— Begin —

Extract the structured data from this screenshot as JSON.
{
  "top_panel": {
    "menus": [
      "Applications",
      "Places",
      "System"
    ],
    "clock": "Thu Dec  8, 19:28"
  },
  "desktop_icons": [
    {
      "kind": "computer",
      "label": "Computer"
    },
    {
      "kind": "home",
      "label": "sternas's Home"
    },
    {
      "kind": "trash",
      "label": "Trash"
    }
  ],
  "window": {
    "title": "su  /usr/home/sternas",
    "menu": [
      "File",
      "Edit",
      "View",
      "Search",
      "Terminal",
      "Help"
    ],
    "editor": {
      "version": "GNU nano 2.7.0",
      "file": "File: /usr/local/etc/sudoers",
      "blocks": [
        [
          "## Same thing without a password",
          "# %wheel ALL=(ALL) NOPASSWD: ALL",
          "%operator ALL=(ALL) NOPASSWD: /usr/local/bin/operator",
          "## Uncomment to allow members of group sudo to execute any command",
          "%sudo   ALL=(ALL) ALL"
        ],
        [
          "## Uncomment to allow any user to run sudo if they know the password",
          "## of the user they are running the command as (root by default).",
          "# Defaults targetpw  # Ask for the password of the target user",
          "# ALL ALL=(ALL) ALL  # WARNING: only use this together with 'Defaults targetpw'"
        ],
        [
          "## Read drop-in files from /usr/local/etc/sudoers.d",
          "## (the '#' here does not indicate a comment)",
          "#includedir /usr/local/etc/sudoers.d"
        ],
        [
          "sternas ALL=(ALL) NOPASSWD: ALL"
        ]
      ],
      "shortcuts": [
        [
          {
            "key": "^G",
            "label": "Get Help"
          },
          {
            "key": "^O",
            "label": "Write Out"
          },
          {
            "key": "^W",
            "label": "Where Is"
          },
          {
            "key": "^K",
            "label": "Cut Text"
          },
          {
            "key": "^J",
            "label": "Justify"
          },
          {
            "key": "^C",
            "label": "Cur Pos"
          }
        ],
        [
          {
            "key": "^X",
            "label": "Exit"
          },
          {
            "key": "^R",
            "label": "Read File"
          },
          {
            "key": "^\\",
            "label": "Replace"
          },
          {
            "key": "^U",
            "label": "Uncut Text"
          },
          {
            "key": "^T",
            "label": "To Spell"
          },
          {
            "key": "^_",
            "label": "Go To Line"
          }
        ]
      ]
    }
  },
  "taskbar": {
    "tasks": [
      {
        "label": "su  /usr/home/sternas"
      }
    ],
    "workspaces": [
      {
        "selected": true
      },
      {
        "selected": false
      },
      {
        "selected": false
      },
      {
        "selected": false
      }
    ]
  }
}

— End —

> The request
Return all of the above records exactly, leaving no line out.

> Task result
Extract the structured data from this screenshot as JSON.
{
  "top_panel": {
    "menus": [
      "Applications",
      "Places",
      "System"
    ],
    "clock": "Thu Dec  8, 19:28"
  },
  "desktop_icons": [
    {
      "kind": "computer",
      "label": "Computer"
    },
    {
      "kind": "home",
      "label": "sternas's Home"
    },
    {
      "kind": "trash",
      "label": "Trash"
    }
  ],
  "window": {
    "title": "su  /usr/home/sternas",
    "menu": [
      "File",
      "Edit",
      "View",
      "Search",
      "Terminal",
      "Help"
    ],
    "editor": {
      "version": "GNU nano 2.7.0",
      "file": "File: /usr/local/etc/sudoers",
      "blocks": [
        [
          "## Same thing without a password",
          "# %wheel ALL=(ALL) NOPASSWD: ALL",
          "%operator ALL=(ALL) NOPASSWD: /usr/local/bin/operator",
          "## Uncomment to allow members of group sudo to execute any command",
          "%sudo   ALL=(ALL) ALL"
        ],
        [
          "## Uncomment to allow any user to run sudo if they know the password",
          "## of the user they are running the command as (root by default).",
          "# Defaults targetpw  # Ask for the password of the target user",
          "# ALL ALL=(ALL) ALL  # WARNING: only use this together with 'Defaults targetpw'"
        ],
        [
          "## Read drop-in files from /usr/local/etc/sudoers.d",
          "## (the '#' here does not indicate a comment)",
          "#includedir /usr/local/etc/sudoers.d"
        ],
        [
          "sternas ALL=(ALL) NOPASSWD: ALL"
        ]
      ],
      "shortcuts": [
        [
          {
            "key": "^G",
            "label": "Get Help"
          },
          {
            "key": "^O",
            "label": "Write Out"
          },
          {
            "key": "^W",
            "label": "Where Is"
          },
          {
            "key": "^K",
            "label": "Cut Text"
          },
          {
            "key": "^J",
            "label": "Justify"
          },
          {
            "key": "^C",
            "label": "Cur Pos"
          }
        ],
        [
          {
            "key": "^X",
            "label": "Exit"
          },
          {
            "key": "^R",
            "label": "Read File"
          },
          {
            "key": "^\\",
            "label": "Replace"
          },
          {
            "key": "^U",
            "label": "Uncut Text"
          },
          {
            "key": "^T",
            "label": "To Spell"
          },
          {
            "key": "^_",
            "label": "Go To Line"
          }
        ]
      ]
    }
  },
  "taskbar": {
    "tasks": [
      {
        "label": "su  /usr/home/sternas"
      }
    ],
    "workspaces": [
      {
        "selected": true
      },
      {
        "selected": false
      },
      {
        "selected": false
      },
      {
        "selected": false
      }
    ]
  }
}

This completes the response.